** What is expected **
Examine the material below. Gather every line in which the string "each" appears.

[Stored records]
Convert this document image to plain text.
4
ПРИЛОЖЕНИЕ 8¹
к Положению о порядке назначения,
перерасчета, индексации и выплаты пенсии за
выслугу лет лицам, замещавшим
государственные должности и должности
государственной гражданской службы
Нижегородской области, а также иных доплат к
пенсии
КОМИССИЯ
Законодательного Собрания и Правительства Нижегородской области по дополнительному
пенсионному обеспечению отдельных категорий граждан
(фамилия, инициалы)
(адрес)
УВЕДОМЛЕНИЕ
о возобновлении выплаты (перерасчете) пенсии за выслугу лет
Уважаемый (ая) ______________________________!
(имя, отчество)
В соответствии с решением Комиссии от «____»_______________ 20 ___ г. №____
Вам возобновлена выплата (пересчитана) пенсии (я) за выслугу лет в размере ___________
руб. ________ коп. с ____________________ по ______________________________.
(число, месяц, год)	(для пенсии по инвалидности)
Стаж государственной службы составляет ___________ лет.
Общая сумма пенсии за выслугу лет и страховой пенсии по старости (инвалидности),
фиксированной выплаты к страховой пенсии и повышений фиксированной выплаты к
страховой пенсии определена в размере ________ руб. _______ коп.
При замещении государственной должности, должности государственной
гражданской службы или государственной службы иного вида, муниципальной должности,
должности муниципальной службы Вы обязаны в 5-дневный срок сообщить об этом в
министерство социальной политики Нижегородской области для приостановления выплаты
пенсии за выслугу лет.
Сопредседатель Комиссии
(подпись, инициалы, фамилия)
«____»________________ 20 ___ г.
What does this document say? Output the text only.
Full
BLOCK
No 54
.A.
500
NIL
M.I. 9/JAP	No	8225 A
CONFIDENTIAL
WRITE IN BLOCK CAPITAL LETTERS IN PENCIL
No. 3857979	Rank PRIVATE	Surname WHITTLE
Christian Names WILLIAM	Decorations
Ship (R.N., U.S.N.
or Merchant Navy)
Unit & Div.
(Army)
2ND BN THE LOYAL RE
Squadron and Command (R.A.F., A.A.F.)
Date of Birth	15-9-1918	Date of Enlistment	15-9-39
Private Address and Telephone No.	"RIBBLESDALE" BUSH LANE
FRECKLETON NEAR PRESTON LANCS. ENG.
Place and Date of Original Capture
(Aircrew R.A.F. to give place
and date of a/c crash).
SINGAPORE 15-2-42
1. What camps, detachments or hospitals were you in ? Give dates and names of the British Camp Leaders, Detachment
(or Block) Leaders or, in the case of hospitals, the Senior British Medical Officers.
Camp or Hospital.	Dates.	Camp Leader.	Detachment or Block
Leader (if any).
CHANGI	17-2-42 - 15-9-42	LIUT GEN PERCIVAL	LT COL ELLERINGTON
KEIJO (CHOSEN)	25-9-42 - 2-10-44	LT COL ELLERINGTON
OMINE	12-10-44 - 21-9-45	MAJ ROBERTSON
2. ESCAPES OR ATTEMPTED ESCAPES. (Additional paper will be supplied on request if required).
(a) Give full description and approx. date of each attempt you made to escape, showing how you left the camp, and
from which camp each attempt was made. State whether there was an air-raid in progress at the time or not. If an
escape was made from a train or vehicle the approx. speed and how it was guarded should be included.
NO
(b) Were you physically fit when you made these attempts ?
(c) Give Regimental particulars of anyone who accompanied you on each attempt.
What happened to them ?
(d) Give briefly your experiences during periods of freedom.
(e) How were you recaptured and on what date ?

** Exercise output **
(a) Give full description and approx. date of each attempt you made to escape, showing how you left the camp, and
from which camp each attempt was made. State whether there was an air-raid in progress at the time or not. If an
(c) Give Regimental particulars of anyone who accompanied you on each attempt.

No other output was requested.